WRITTEN REQUEST: Set out every line bearing the string "October".

LISTING:
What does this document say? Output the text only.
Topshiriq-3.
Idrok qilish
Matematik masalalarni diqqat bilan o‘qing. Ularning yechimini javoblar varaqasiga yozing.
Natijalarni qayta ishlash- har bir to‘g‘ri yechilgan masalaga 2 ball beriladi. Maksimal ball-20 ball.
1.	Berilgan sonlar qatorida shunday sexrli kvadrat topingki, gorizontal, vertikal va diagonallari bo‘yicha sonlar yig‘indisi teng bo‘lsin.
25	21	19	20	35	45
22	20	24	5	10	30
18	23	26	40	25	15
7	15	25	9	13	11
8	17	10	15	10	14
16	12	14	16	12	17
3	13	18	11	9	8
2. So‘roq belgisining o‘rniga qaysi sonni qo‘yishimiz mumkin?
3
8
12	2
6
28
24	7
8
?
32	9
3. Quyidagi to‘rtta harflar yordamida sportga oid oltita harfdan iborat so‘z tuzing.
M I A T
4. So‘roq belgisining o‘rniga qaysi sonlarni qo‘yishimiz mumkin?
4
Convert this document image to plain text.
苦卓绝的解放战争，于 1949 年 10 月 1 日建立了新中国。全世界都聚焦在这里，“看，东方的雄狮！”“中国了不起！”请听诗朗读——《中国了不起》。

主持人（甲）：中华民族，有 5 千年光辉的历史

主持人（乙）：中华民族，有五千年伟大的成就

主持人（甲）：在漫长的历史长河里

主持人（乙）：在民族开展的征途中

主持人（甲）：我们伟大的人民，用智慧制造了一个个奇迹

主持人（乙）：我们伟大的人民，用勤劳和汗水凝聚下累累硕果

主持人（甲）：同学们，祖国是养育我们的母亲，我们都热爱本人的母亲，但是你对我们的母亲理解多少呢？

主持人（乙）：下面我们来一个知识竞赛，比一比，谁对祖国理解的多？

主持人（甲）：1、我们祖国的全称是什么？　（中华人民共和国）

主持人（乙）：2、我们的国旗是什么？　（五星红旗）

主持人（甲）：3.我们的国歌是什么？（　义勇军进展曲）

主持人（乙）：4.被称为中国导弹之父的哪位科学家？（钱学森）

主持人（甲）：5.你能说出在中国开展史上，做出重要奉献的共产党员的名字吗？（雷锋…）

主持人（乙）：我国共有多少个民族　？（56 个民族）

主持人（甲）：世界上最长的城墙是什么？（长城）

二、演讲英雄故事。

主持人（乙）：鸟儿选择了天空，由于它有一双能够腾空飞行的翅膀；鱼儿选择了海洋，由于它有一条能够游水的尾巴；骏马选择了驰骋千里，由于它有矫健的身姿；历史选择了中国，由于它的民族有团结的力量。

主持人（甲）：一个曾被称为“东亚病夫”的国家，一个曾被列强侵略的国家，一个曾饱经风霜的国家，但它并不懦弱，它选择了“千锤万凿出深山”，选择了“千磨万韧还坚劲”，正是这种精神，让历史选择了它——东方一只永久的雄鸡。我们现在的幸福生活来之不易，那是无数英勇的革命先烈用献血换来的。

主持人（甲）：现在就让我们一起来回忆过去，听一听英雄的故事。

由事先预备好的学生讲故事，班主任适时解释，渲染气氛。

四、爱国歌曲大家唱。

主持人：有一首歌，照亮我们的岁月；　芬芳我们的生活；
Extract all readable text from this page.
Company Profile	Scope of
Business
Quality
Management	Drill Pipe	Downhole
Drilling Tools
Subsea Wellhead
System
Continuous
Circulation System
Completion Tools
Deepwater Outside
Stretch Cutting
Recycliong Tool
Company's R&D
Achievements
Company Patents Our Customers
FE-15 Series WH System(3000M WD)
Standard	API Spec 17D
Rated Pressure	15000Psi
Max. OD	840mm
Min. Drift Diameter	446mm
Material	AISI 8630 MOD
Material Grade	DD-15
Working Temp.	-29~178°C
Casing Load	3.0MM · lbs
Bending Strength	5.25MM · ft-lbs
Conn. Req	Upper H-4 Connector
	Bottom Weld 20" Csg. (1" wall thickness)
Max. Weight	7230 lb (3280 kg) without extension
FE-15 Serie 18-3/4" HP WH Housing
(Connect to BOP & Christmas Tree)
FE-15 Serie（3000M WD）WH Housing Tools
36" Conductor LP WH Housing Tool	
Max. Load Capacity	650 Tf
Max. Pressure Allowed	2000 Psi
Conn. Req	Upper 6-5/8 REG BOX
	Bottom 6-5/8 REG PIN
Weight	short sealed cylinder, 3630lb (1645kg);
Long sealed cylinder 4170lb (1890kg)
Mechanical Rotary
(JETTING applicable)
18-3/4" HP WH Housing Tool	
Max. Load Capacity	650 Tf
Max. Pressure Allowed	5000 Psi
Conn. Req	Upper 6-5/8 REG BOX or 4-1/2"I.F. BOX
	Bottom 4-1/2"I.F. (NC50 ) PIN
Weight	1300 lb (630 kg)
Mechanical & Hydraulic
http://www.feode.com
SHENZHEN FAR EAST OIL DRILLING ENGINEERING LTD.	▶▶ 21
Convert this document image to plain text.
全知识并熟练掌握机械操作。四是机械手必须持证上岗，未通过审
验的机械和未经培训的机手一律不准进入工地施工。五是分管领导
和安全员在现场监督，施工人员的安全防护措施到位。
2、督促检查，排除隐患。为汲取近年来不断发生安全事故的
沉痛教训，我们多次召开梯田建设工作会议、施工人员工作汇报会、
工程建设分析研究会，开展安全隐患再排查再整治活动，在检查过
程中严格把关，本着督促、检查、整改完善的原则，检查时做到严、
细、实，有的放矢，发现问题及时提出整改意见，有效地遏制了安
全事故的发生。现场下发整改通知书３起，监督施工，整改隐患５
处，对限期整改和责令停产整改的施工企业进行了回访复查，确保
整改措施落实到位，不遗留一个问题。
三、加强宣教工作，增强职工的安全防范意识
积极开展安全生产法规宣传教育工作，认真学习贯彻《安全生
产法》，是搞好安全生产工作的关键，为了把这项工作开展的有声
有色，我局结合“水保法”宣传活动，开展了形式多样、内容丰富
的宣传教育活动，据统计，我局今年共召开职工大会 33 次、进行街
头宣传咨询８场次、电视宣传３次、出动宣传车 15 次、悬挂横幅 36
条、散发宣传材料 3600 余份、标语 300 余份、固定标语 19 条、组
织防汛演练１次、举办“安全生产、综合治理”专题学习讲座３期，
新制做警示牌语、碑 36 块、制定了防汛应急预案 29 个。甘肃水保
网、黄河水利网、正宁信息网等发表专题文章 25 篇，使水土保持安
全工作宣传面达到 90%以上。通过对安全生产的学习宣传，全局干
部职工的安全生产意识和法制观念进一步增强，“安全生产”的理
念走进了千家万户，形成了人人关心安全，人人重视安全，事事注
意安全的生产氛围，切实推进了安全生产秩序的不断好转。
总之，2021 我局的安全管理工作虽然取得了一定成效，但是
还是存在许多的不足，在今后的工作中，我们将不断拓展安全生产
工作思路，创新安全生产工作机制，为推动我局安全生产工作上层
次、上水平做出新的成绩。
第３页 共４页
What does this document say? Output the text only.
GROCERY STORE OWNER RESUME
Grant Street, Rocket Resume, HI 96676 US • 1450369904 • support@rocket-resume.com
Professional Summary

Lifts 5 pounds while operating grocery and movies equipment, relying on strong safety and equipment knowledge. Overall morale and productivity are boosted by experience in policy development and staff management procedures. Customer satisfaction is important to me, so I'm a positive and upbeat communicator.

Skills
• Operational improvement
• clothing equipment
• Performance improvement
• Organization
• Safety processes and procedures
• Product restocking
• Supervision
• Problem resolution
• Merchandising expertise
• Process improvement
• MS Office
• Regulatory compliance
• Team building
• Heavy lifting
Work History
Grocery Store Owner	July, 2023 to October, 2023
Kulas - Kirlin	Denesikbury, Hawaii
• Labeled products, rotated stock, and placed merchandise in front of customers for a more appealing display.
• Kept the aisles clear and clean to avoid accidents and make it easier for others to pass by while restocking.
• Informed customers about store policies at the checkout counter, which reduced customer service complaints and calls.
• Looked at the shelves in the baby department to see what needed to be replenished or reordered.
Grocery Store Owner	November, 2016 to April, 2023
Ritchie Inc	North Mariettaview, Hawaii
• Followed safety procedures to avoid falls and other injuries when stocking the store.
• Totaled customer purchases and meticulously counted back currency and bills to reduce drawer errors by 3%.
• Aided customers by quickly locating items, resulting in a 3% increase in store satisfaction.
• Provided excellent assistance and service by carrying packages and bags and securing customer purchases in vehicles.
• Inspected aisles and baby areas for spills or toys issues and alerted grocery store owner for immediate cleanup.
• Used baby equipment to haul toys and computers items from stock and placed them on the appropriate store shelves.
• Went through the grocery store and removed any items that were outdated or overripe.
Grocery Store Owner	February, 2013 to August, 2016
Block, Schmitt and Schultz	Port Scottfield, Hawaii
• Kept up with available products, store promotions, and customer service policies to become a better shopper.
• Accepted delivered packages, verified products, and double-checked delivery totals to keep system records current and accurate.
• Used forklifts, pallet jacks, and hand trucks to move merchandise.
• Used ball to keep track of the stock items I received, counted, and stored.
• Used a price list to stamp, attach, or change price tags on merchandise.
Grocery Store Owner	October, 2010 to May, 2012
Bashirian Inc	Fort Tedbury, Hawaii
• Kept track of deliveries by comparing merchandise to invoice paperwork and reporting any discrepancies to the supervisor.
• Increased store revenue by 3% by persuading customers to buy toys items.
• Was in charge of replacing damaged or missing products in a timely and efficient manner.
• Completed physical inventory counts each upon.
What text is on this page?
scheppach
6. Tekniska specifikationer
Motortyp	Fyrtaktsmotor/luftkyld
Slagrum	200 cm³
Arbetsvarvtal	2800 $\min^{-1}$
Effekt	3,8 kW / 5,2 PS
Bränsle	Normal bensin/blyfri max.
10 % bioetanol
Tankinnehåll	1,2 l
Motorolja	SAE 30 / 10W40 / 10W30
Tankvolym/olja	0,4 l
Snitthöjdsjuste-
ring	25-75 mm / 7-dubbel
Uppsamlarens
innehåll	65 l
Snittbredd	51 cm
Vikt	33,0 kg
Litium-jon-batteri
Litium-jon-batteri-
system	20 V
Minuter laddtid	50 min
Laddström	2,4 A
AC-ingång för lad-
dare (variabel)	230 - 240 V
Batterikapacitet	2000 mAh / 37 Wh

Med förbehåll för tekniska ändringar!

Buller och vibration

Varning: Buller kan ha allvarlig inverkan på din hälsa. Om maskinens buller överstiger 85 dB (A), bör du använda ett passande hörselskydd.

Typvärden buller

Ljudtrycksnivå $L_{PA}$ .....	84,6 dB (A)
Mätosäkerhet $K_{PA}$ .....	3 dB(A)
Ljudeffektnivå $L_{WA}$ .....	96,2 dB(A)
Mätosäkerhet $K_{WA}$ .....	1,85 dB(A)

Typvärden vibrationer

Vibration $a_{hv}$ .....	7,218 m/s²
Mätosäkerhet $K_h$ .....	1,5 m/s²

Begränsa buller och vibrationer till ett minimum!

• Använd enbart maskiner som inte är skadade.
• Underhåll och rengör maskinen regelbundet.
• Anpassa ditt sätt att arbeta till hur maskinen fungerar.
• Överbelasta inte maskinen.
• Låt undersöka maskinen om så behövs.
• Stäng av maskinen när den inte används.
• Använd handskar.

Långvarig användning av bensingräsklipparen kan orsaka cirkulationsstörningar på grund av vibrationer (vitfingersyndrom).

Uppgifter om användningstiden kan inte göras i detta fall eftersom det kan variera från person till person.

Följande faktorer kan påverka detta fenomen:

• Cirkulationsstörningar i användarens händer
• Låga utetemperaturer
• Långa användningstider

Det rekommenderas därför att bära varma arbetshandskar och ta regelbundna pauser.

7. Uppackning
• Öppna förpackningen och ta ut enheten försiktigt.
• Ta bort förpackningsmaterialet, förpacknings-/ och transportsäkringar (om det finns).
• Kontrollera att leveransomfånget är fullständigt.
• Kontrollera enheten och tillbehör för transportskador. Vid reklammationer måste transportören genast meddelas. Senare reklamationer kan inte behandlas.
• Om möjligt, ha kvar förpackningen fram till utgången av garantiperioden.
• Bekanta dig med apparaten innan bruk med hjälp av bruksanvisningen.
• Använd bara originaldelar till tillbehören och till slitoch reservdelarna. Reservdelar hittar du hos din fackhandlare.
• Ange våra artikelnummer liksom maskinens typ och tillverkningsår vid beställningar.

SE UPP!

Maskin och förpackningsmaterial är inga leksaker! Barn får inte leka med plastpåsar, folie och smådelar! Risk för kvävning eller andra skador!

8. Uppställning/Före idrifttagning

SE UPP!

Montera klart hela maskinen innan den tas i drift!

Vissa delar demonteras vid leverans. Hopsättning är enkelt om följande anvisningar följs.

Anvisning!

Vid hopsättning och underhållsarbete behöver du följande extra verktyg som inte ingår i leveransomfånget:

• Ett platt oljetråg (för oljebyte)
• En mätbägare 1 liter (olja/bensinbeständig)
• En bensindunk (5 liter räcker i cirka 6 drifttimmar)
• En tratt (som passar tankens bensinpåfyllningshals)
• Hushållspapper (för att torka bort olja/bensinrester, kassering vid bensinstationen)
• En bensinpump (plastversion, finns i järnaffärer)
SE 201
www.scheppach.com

THE RESPONSE:
Grocery Store Owner	July, 2023 to October, 2023
Grocery Store Owner	October, 2010 to May, 2012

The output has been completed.